### Entries
>> start

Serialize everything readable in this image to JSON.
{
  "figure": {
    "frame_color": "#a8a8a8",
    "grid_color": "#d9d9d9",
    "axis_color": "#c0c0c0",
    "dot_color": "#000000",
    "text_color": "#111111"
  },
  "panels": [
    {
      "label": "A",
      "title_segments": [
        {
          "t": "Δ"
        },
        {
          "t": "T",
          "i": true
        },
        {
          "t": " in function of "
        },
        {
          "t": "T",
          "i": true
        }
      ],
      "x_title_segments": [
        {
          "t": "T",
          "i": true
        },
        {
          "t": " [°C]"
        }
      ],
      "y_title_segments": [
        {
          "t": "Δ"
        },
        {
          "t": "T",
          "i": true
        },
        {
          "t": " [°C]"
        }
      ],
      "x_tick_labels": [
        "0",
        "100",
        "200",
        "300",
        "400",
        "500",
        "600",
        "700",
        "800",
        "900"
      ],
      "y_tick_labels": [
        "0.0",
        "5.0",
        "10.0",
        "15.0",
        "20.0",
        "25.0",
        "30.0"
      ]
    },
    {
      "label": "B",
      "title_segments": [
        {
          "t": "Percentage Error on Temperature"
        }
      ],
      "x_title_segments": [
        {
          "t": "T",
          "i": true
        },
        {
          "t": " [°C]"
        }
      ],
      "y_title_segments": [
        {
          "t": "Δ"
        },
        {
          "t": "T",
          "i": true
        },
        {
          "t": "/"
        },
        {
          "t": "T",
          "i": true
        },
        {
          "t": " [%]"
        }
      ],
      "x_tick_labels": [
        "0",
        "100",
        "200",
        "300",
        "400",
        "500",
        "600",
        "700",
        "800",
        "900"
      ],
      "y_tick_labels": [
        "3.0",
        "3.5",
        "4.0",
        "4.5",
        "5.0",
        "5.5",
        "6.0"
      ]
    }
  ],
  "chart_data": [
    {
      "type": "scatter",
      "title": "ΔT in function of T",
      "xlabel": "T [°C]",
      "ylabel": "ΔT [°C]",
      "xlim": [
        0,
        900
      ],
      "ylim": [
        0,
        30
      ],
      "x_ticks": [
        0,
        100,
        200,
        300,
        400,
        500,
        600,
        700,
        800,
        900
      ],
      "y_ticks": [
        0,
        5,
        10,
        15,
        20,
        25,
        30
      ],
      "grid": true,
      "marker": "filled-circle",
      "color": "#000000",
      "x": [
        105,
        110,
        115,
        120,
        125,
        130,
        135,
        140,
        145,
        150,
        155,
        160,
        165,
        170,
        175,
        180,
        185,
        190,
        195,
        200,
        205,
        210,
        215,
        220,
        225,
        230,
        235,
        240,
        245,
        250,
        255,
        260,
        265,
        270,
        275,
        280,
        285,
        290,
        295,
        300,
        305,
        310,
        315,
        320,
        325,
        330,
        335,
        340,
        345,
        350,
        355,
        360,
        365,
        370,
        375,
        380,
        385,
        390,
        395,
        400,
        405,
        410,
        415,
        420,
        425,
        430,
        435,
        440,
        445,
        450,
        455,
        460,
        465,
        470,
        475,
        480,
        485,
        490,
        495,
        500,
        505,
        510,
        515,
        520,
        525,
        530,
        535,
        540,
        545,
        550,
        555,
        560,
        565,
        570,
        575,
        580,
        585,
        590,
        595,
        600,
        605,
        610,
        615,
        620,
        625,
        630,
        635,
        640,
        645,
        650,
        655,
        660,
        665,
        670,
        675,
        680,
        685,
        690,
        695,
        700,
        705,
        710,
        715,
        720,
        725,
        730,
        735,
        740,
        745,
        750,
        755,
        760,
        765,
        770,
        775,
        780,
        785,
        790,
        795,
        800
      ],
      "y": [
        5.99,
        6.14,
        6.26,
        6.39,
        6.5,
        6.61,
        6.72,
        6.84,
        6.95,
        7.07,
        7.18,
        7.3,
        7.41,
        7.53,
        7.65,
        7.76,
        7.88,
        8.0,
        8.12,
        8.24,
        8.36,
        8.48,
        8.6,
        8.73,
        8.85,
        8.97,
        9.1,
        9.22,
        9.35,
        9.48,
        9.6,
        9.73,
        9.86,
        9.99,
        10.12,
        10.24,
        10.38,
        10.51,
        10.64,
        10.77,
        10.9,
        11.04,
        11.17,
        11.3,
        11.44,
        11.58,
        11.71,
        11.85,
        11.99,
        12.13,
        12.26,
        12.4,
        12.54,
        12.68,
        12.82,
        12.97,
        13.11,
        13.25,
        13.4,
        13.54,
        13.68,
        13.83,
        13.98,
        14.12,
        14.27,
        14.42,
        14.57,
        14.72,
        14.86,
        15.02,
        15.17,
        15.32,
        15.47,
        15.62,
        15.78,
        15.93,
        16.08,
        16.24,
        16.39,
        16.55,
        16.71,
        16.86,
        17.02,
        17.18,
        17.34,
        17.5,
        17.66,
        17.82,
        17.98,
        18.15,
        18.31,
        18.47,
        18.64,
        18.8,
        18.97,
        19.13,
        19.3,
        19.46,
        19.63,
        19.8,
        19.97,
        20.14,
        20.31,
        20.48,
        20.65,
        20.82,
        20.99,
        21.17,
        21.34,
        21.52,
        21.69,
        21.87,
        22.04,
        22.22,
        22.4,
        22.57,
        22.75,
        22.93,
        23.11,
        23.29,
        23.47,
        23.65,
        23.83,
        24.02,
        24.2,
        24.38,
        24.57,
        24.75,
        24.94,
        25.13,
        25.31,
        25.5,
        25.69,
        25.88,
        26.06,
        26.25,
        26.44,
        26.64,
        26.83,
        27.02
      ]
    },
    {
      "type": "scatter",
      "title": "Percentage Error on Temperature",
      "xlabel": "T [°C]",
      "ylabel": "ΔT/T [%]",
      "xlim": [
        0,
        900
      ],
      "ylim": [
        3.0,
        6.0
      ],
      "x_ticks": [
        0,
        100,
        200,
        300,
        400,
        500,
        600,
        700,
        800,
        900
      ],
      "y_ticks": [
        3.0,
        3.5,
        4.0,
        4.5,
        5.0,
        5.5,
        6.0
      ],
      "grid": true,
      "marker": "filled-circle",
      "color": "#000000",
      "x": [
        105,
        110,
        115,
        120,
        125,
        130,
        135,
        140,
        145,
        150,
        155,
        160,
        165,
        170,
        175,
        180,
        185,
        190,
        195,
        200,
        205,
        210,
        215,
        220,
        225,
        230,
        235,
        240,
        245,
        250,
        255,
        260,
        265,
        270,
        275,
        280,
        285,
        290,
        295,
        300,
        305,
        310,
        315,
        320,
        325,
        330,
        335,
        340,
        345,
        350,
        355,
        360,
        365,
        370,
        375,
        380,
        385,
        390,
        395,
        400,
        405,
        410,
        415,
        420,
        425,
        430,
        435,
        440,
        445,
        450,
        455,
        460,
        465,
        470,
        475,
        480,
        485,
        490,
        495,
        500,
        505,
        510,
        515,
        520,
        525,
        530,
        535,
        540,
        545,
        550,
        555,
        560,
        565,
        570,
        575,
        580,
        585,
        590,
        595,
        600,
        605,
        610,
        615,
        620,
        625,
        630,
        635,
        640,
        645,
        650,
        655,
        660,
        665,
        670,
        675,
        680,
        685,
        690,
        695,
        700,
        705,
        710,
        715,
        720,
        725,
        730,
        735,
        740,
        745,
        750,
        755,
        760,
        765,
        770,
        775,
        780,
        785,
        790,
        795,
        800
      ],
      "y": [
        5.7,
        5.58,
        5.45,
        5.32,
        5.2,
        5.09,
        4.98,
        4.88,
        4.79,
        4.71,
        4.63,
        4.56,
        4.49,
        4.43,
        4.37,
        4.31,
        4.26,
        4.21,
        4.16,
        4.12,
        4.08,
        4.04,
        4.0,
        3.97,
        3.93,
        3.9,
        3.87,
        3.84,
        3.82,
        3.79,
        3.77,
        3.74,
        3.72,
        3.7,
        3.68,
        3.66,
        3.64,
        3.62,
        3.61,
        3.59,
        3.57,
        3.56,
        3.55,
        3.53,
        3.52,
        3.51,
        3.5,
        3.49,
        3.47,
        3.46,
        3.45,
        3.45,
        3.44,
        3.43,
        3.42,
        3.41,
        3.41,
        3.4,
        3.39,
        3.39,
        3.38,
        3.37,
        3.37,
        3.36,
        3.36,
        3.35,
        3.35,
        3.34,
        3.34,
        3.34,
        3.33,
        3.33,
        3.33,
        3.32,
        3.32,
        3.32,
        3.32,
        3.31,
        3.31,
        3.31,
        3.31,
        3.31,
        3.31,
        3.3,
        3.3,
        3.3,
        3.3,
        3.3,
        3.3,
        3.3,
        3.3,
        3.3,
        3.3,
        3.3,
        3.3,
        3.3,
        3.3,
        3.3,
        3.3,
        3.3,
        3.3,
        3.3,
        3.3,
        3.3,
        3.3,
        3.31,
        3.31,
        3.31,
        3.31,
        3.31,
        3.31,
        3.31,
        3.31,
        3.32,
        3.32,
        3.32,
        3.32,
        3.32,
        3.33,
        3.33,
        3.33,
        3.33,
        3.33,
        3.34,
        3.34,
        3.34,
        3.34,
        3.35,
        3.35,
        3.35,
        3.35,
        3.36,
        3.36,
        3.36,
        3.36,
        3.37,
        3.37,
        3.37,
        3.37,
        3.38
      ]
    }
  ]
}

>> end

Lines that hold "function" are the ones to copy; find all of them.

          "t": " in function of "
      "title": "ΔT in function of T",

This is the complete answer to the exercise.